┌──
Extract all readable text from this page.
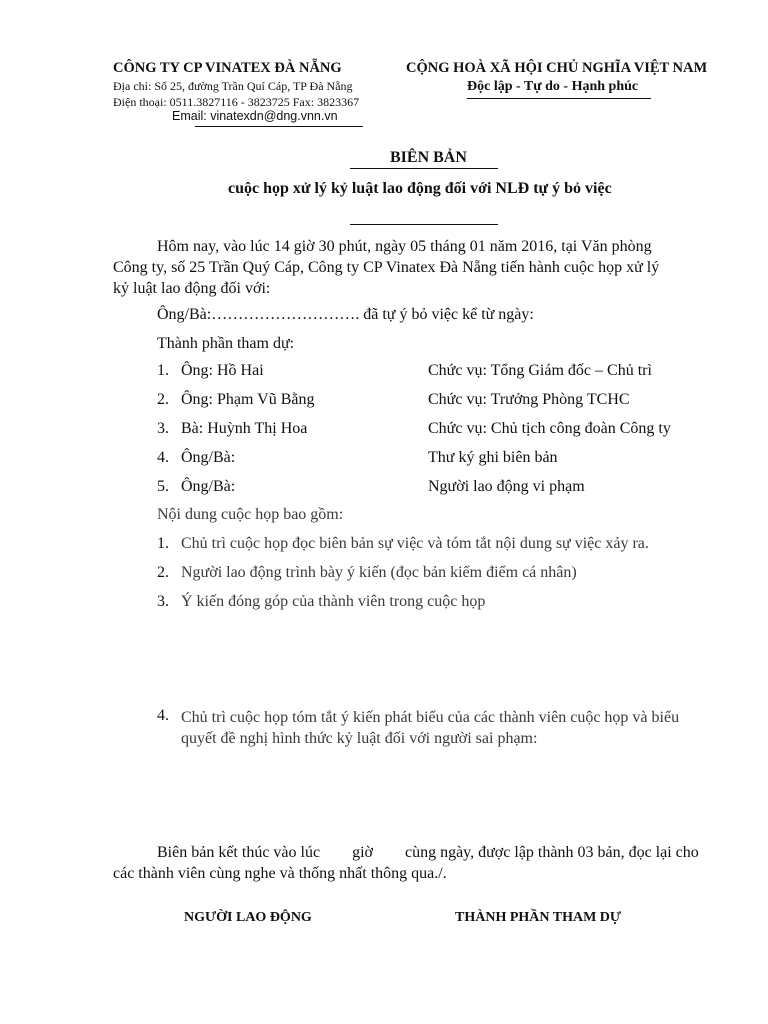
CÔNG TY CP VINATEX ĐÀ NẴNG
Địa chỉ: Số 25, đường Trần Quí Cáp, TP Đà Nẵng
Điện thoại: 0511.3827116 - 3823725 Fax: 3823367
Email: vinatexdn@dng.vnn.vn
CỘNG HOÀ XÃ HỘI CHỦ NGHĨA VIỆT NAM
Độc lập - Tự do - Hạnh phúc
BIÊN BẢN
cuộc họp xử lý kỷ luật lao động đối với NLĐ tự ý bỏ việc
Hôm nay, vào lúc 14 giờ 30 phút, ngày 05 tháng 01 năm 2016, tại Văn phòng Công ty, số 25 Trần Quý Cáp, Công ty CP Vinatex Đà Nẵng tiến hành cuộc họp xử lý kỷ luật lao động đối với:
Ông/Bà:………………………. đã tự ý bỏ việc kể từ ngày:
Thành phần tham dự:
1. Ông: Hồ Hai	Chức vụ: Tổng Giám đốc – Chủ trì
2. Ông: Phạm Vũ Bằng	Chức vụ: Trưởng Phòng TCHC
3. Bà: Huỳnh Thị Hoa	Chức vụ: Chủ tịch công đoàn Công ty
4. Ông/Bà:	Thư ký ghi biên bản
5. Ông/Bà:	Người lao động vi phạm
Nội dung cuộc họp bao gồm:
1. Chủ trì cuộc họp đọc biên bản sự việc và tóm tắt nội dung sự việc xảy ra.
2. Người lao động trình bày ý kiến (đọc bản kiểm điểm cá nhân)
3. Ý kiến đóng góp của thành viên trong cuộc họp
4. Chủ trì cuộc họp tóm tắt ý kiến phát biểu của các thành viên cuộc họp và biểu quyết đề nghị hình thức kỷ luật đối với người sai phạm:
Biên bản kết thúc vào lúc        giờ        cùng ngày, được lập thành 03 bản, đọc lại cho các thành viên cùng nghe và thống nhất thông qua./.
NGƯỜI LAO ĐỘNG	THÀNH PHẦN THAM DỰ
└──
┌──
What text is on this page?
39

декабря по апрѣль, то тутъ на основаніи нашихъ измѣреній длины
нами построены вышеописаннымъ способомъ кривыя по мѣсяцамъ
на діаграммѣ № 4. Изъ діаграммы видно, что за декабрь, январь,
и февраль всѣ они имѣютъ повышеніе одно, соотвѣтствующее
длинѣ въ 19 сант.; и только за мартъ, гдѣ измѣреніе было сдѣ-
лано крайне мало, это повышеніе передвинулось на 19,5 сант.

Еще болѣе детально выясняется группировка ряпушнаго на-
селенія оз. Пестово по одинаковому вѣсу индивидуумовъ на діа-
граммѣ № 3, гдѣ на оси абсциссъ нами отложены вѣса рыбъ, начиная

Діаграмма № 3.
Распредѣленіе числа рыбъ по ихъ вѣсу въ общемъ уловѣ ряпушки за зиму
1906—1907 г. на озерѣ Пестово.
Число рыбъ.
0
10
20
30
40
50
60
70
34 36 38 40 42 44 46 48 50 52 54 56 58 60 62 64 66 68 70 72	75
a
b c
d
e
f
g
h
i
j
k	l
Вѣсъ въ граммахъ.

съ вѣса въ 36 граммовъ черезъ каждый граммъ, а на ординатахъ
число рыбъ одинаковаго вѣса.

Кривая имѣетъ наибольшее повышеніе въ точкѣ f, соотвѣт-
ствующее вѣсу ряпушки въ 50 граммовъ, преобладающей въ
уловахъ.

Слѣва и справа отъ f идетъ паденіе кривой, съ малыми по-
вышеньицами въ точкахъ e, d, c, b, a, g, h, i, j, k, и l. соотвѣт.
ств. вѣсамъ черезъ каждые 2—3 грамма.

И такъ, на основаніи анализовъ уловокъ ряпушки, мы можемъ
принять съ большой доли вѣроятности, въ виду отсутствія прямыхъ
└──
REQUEST —
Your task is to collect every line above that contains the word "граммовъ".

TASK OUTPUT —
съ вѣса въ 36 граммовъ черезъ каждый граммъ, а на ординатахъ
ствующее вѣсу ряпушки въ 50 граммовъ, преобладающей въ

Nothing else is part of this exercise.